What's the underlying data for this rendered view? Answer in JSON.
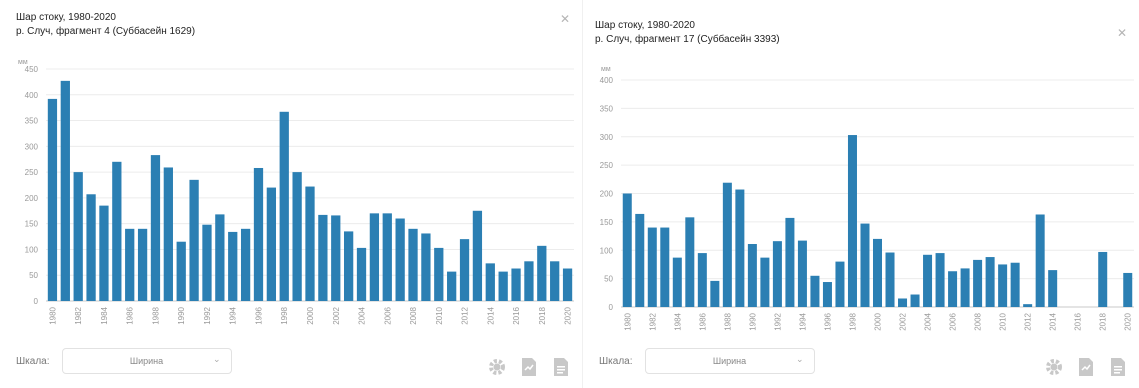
{
  "colors": {
    "bar": "#2b7fb3",
    "grid": "#ececec",
    "axis": "#c8c8c8",
    "tick_text": "#999999",
    "icon": "#c8c8c8"
  },
  "panels": [
    {
      "title_line1": "Шар стоку, 1980-2020",
      "title_line2": "р. Случ, фрагмент 4 (Суббасейн 1629)",
      "scale_label": "Шкала:",
      "scale_value": "Ширина",
      "tools": [
        "gear-icon",
        "export-icon",
        "document-icon"
      ]
    },
    {
      "title_line1": "Шар стоку, 1980-2020",
      "title_line2": "р. Случ, фрагмент 17 (Суббасейн 3393)",
      "scale_label": "Шкала:",
      "scale_value": "Ширина",
      "tools": [
        "gear-icon",
        "export-icon",
        "document-icon"
      ]
    }
  ],
  "chart_data": [
    {
      "type": "bar",
      "ylabel": "мм",
      "ylim": [
        0,
        450
      ],
      "yticks": [
        0,
        50,
        100,
        150,
        200,
        250,
        300,
        350,
        400,
        450
      ],
      "categories": [
        "1980",
        "1981",
        "1982",
        "1983",
        "1984",
        "1985",
        "1986",
        "1987",
        "1988",
        "1989",
        "1990",
        "1991",
        "1992",
        "1993",
        "1994",
        "1995",
        "1996",
        "1997",
        "1998",
        "1999",
        "2000",
        "2001",
        "2002",
        "2003",
        "2004",
        "2005",
        "2006",
        "2007",
        "2008",
        "2009",
        "2010",
        "2011",
        "2012",
        "2013",
        "2014",
        "2015",
        "2016",
        "2017",
        "2018",
        "2019",
        "2020"
      ],
      "xtick_labels": [
        "1980",
        "1982",
        "1984",
        "1986",
        "1988",
        "1990",
        "1992",
        "1994",
        "1996",
        "1998",
        "2000",
        "2002",
        "2004",
        "2006",
        "2008",
        "2010",
        "2012",
        "2014",
        "2016",
        "2018",
        "2020"
      ],
      "values": [
        392,
        427,
        250,
        207,
        185,
        270,
        140,
        140,
        283,
        259,
        115,
        235,
        148,
        168,
        134,
        140,
        258,
        220,
        367,
        250,
        222,
        167,
        166,
        135,
        103,
        170,
        170,
        160,
        140,
        131,
        103,
        57,
        120,
        175,
        73,
        57,
        63,
        77,
        107,
        77,
        63
      ],
      "grid": true
    },
    {
      "type": "bar",
      "ylabel": "мм",
      "ylim": [
        0,
        400
      ],
      "yticks": [
        0,
        50,
        100,
        150,
        200,
        250,
        300,
        350,
        400
      ],
      "categories": [
        "1980",
        "1981",
        "1982",
        "1983",
        "1984",
        "1985",
        "1986",
        "1987",
        "1988",
        "1989",
        "1990",
        "1991",
        "1992",
        "1993",
        "1994",
        "1995",
        "1996",
        "1997",
        "1998",
        "1999",
        "2000",
        "2001",
        "2002",
        "2003",
        "2004",
        "2005",
        "2006",
        "2007",
        "2008",
        "2009",
        "2010",
        "2011",
        "2012",
        "2013",
        "2014",
        "2015",
        "2016",
        "2017",
        "2018",
        "2019",
        "2020"
      ],
      "xtick_labels": [
        "1980",
        "1982",
        "1984",
        "1986",
        "1988",
        "1990",
        "1992",
        "1994",
        "1996",
        "1998",
        "2000",
        "2002",
        "2004",
        "2006",
        "2008",
        "2010",
        "2012",
        "2014",
        "2016",
        "2018",
        "2020"
      ],
      "values": [
        200,
        164,
        140,
        140,
        87,
        158,
        95,
        46,
        219,
        207,
        111,
        87,
        116,
        157,
        117,
        55,
        44,
        80,
        303,
        147,
        120,
        96,
        15,
        22,
        92,
        95,
        63,
        68,
        83,
        88,
        75,
        78,
        5,
        163,
        65,
        -11,
        0,
        0,
        97,
        0,
        60
      ],
      "grid": true
    }
  ]
}
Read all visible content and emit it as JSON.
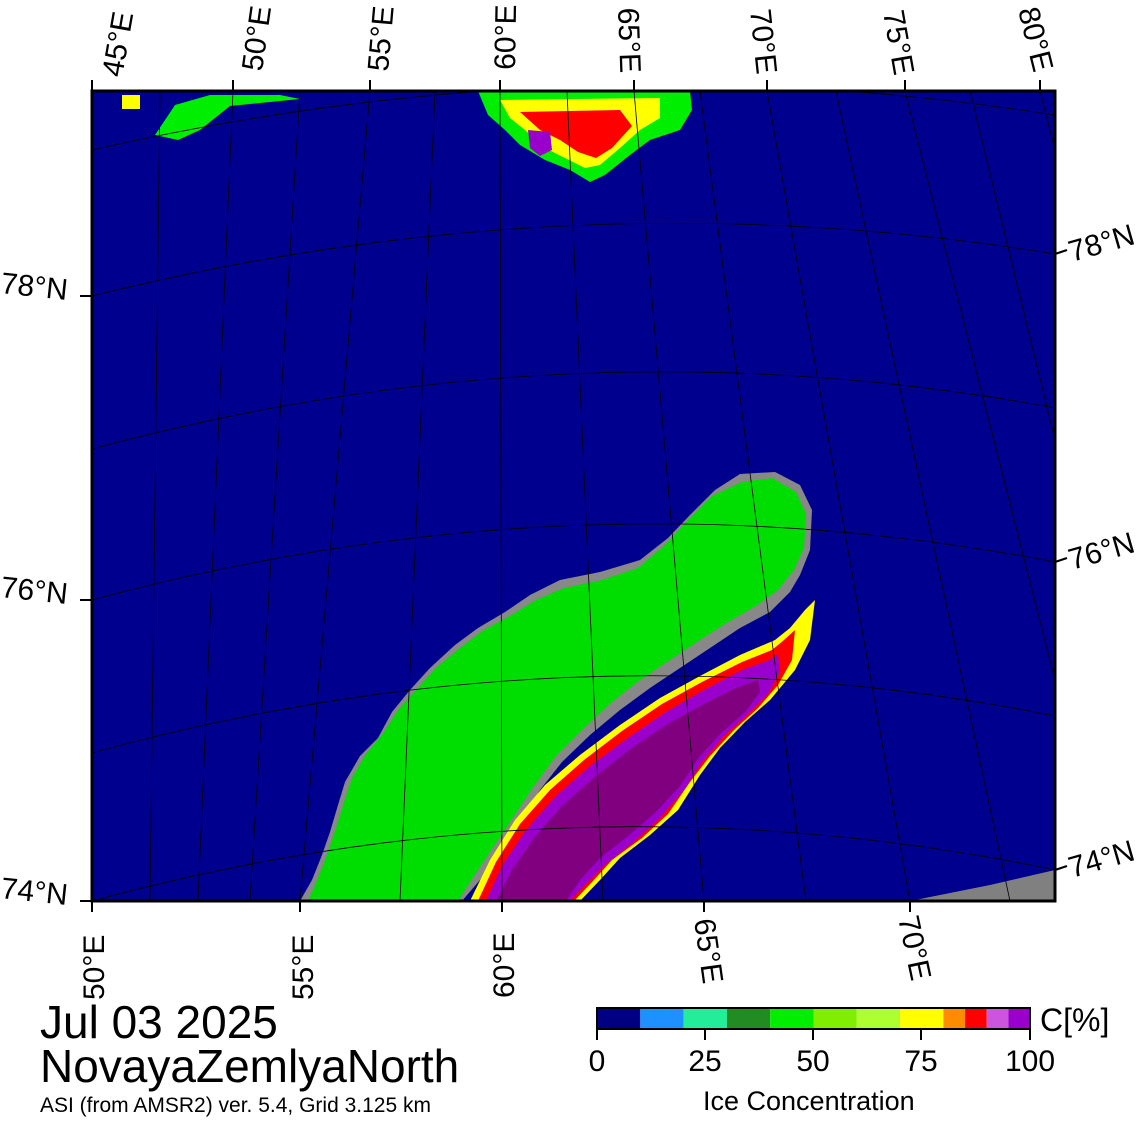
{
  "map": {
    "date": "Jul 03 2025",
    "region": "NovayaZemlyaNorth",
    "credit": "ASI (from AMSR2) ver. 5.4,  Grid 3.125 km",
    "top_lon_labels": [
      "45°E",
      "50°E",
      "55°E",
      "60°E",
      "65°E",
      "70°E",
      "75°E",
      "80°E"
    ],
    "bottom_lon_labels": [
      "50°E",
      "55°E",
      "60°E",
      "65°E",
      "70°E"
    ],
    "left_lat_labels": [
      "78°N",
      "76°N",
      "74°N"
    ],
    "right_lat_labels": [
      "78°N",
      "76°N",
      "74°N"
    ],
    "colors": {
      "ocean": "#00008f",
      "land": "#00dd00",
      "coast": "#888888",
      "no_data": "#808080"
    }
  },
  "legend": {
    "title": "Ice Concentration",
    "unit": "C[%]",
    "tick_labels": [
      "0",
      "25",
      "50",
      "75",
      "100"
    ],
    "colors": [
      "#000080",
      "#1e90ff",
      "#22ee99",
      "#228b22",
      "#00ee00",
      "#7fee00",
      "#adff2f",
      "#ffff00",
      "#ff8c00",
      "#ff0000",
      "#cc55dd",
      "#9900cc"
    ]
  }
}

--------------------

▶ **Task details**: Omit the pictures, and quote the material above exactly as given.

▶ **Expected answer**:
What's the underlying data for this rendered view? Answer in JSON.
{
  "colors": {
    "bar": "#2b7fb3",
    "grid": "#ececec",
    "axis": "#c8c8c8",
    "tick_text": "#999999",
    "icon": "#c8c8c8"
  },
  "panels": [
    {
      "title_line1": "Шар стоку, 1980-2020",
      "title_line2": "р. Случ, фрагмент 4 (Суббасейн 1629)",
      "scale_label": "Шкала:",
      "scale_value": "Ширина",
      "tools": [
        "gear-icon",
        "export-icon",
        "document-icon"
      ]
    },
    {
      "title_line1": "Шар стоку, 1980-2020",
      "title_line2": "р. Случ, фрагмент 17 (Суббасейн 3393)",
      "scale_label": "Шкала:",
      "scale_value": "Ширина",
      "tools": [
        "gear-icon",
        "export-icon",
        "document-icon"
      ]
    }
  ],
  "chart_data": [
    {
      "type": "bar",
      "ylabel": "мм",
      "ylim": [
        0,
        450
      ],
      "yticks": [
        0,
        50,
        100,
        150,
        200,
        250,
        300,
        350,
        400,
        450
      ],
      "categories": [
        "1980",
        "1981",
        "1982",
        "1983",
        "1984",
        "1985",
        "1986",
        "1987",
        "1988",
        "1989",
        "1990",
        "1991",
        "1992",
        "1993",
        "1994",
        "1995",
        "1996",
        "1997",
        "1998",
        "1999",
        "2000",
        "2001",
        "2002",
        "2003",
        "2004",
        "2005",
        "2006",
        "2007",
        "2008",
        "2009",
        "2010",
        "2011",
        "2012",
        "2013",
        "2014",
        "2015",
        "2016",
        "2017",
        "2018",
        "2019",
        "2020"
      ],
      "xtick_labels": [
        "1980",
        "1982",
        "1984",
        "1986",
        "1988",
        "1990",
        "1992",
        "1994",
        "1996",
        "1998",
        "2000",
        "2002",
        "2004",
        "2006",
        "2008",
        "2010",
        "2012",
        "2014",
        "2016",
        "2018",
        "2020"
      ],
      "values": [
        392,
        427,
        250,
        207,
        185,
        270,
        140,
        140,
        283,
        259,
        115,
        235,
        148,
        168,
        134,
        140,
        258,
        220,
        367,
        250,
        222,
        167,
        166,
        135,
        103,
        170,
        170,
        160,
        140,
        131,
        103,
        57,
        120,
        175,
        73,
        57,
        63,
        77,
        107,
        77,
        63
      ],
      "grid": true
    },
    {
      "type": "bar",
      "ylabel": "мм",
      "ylim": [
        0,
        400
      ],
      "yticks": [
        0,
        50,
        100,
        150,
        200,
        250,
        300,
        350,
        400
      ],
      "categories": [
        "1980",
        "1981",
        "1982",
        "1983",
        "1984",
        "1985",
        "1986",
        "1987",
        "1988",
        "1989",
        "1990",
        "1991",
        "1992",
        "1993",
        "1994",
        "1995",
        "1996",
        "1997",
        "1998",
        "1999",
        "2000",
        "2001",
        "2002",
        "2003",
        "2004",
        "2005",
        "2006",
        "2007",
        "2008",
        "2009",
        "2010",
        "2011",
        "2012",
        "2013",
        "2014",
        "2015",
        "2016",
        "2017",
        "2018",
        "2019",
        "2020"
      ],
      "xtick_labels": [
        "1980",
        "1982",
        "1984",
        "1986",
        "1988",
        "1990",
        "1992",
        "1994",
        "1996",
        "1998",
        "2000",
        "2002",
        "2004",
        "2006",
        "2008",
        "2010",
        "2012",
        "2014",
        "2016",
        "2018",
        "2020"
      ],
      "values": [
        200,
        164,
        140,
        140,
        87,
        158,
        95,
        46,
        219,
        207,
        111,
        87,
        116,
        157,
        117,
        55,
        44,
        80,
        303,
        147,
        120,
        96,
        15,
        22,
        92,
        95,
        63,
        68,
        83,
        88,
        75,
        78,
        5,
        163,
        65,
        -11,
        0,
        0,
        97,
        0,
        60
      ],
      "grid": true
    }
  ]
}
Read all visible content and emit it as JSON.
{
  "map": {
    "date": "Jul 03 2025",
    "region": "NovayaZemlyaNorth",
    "credit": "ASI (from AMSR2) ver. 5.4,  Grid 3.125 km",
    "top_lon_labels": [
      "45°E",
      "50°E",
      "55°E",
      "60°E",
      "65°E",
      "70°E",
      "75°E",
      "80°E"
    ],
    "bottom_lon_labels": [
      "50°E",
      "55°E",
      "60°E",
      "65°E",
      "70°E"
    ],
    "left_lat_labels": [
      "78°N",
      "76°N",
      "74°N"
    ],
    "right_lat_labels": [
      "78°N",
      "76°N",
      "74°N"
    ],
    "colors": {
      "ocean": "#00008f",
      "land": "#00dd00",
      "coast": "#888888",
      "no_data": "#808080"
    }
  },
  "legend": {
    "title": "Ice Concentration",
    "unit": "C[%]",
    "tick_labels": [
      "0",
      "25",
      "50",
      "75",
      "100"
    ],
    "colors": [
      "#000080",
      "#1e90ff",
      "#22ee99",
      "#228b22",
      "#00ee00",
      "#7fee00",
      "#adff2f",
      "#ffff00",
      "#ff8c00",
      "#ff0000",
      "#cc55dd",
      "#9900cc"
    ]
  }
}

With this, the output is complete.